* Set exercise *
Repeat the listing in full, word for word.

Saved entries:

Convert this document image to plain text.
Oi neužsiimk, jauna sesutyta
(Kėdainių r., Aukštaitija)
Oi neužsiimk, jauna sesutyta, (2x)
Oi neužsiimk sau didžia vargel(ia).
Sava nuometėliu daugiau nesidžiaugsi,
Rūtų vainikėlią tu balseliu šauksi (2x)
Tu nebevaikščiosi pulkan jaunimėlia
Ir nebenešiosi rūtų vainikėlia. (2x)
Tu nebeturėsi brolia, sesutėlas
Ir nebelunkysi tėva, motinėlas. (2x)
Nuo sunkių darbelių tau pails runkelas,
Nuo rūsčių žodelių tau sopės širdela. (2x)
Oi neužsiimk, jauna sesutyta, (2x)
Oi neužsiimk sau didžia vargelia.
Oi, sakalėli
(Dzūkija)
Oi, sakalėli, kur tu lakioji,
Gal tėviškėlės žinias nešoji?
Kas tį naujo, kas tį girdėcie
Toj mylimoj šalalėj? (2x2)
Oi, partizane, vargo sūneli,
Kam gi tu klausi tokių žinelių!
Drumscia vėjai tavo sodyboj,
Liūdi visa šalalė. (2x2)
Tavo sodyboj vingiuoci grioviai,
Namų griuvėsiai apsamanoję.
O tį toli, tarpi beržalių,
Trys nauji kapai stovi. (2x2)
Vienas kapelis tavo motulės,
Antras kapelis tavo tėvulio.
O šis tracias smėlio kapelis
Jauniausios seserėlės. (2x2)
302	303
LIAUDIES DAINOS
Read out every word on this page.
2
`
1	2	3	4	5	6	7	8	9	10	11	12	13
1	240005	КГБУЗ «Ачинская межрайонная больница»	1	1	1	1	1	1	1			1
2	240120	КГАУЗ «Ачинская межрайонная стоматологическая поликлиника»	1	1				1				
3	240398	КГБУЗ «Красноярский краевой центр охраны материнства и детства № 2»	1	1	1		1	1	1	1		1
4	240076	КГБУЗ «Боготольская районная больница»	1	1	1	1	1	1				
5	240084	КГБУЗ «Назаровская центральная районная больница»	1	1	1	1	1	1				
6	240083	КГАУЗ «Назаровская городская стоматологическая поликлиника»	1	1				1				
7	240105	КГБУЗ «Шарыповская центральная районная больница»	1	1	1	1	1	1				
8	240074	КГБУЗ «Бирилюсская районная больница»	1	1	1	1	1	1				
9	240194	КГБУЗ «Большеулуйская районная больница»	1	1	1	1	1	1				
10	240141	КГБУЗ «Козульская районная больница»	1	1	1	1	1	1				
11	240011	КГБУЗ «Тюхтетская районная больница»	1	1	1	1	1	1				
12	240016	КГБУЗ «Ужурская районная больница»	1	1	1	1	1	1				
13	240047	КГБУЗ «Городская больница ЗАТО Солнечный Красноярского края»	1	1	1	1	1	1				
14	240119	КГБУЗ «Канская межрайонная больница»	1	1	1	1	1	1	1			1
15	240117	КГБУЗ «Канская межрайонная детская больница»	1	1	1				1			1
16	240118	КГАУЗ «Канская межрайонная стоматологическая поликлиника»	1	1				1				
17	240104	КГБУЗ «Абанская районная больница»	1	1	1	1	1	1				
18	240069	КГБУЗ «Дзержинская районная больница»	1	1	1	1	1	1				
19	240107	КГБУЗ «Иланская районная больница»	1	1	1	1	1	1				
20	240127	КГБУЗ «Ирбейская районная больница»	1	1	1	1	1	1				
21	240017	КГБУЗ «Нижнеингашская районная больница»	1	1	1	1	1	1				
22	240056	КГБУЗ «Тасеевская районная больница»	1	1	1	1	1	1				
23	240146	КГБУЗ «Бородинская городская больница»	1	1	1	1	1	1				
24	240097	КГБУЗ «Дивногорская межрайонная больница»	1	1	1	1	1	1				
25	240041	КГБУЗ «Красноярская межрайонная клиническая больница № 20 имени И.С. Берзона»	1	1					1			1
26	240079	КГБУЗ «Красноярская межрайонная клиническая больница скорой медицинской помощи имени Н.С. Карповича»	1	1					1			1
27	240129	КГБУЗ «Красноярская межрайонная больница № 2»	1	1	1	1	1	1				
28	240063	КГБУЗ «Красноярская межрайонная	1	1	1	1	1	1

* Written solution *
Convert this document image to plain text.
Oi neužsiimk, jauna sesutyta
(Kėdainių r., Aukštaitija)
Oi neužsiimk, jauna sesutyta, (2x)
Oi neužsiimk sau didžia vargel(ia).
Sava nuometėliu daugiau nesidžiaugsi,
Rūtų vainikėlią tu balseliu šauksi (2x)
Tu nebevaikščiosi pulkan jaunimėlia
Ir nebenešiosi rūtų vainikėlia. (2x)
Tu nebeturėsi brolia, sesutėlas
Ir nebelunkysi tėva, motinėlas. (2x)
Nuo sunkių darbelių tau pails runkelas,
Nuo rūsčių žodelių tau sopės širdela. (2x)
Oi neužsiimk, jauna sesutyta, (2x)
Oi neužsiimk sau didžia vargelia.
Oi, sakalėli
(Dzūkija)
Oi, sakalėli, kur tu lakioji,
Gal tėviškėlės žinias nešoji?
Kas tį naujo, kas tį girdėcie
Toj mylimoj šalalėj? (2x2)
Oi, partizane, vargo sūneli,
Kam gi tu klausi tokių žinelių!
Drumscia vėjai tavo sodyboj,
Liūdi visa šalalė. (2x2)
Tavo sodyboj vingiuoci grioviai,
Namų griuvėsiai apsamanoję.
O tį toli, tarpi beržalių,
Trys nauji kapai stovi. (2x2)
Vienas kapelis tavo motulės,
Antras kapelis tavo tėvulio.
O šis tracias smėlio kapelis
Jauniausios seserėlės. (2x2)
302	303
LIAUDIES DAINOS
Read out every word on this page.
2
`
1	2	3	4	5	6	7	8	9	10	11	12	13
1	240005	КГБУЗ «Ачинская межрайонная больница»	1	1	1	1	1	1	1			1
2	240120	КГАУЗ «Ачинская межрайонная стоматологическая поликлиника»	1	1				1				
3	240398	КГБУЗ «Красноярский краевой центр охраны материнства и детства № 2»	1	1	1		1	1	1	1		1
4	240076	КГБУЗ «Боготольская районная больница»	1	1	1	1	1	1				
5	240084	КГБУЗ «Назаровская центральная районная больница»	1	1	1	1	1	1				
6	240083	КГАУЗ «Назаровская городская стоматологическая поликлиника»	1	1				1				
7	240105	КГБУЗ «Шарыповская центральная районная больница»	1	1	1	1	1	1				
8	240074	КГБУЗ «Бирилюсская районная больница»	1	1	1	1	1	1				
9	240194	КГБУЗ «Большеулуйская районная больница»	1	1	1	1	1	1				
10	240141	КГБУЗ «Козульская районная больница»	1	1	1	1	1	1				
11	240011	КГБУЗ «Тюхтетская районная больница»	1	1	1	1	1	1				
12	240016	КГБУЗ «Ужурская районная больница»	1	1	1	1	1	1				
13	240047	КГБУЗ «Городская больница ЗАТО Солнечный Красноярского края»	1	1	1	1	1	1				
14	240119	КГБУЗ «Канская межрайонная больница»	1	1	1	1	1	1	1			1
15	240117	КГБУЗ «Канская межрайонная детская больница»	1	1	1				1			1
16	240118	КГАУЗ «Канская межрайонная стоматологическая поликлиника»	1	1				1				
17	240104	КГБУЗ «Абанская районная больница»	1	1	1	1	1	1				
18	240069	КГБУЗ «Дзержинская районная больница»	1	1	1	1	1	1				
19	240107	КГБУЗ «Иланская районная больница»	1	1	1	1	1	1				
20	240127	КГБУЗ «Ирбейская районная больница»	1	1	1	1	1	1				
21	240017	КГБУЗ «Нижнеингашская районная больница»	1	1	1	1	1	1				
22	240056	КГБУЗ «Тасеевская районная больница»	1	1	1	1	1	1				
23	240146	КГБУЗ «Бородинская городская больница»	1	1	1	1	1	1				
24	240097	КГБУЗ «Дивногорская межрайонная больница»	1	1	1	1	1	1				
25	240041	КГБУЗ «Красноярская межрайонная клиническая больница № 20 имени И.С. Берзона»	1	1					1			1
26	240079	КГБУЗ «Красноярская межрайонная клиническая больница скорой медицинской помощи имени Н.С. Карповича»	1	1					1			1
27	240129	КГБУЗ «Красноярская межрайонная больница № 2»	1	1	1	1	1	1				
28	240063	КГБУЗ «Красноярская межрайонная	1	1	1	1	1	1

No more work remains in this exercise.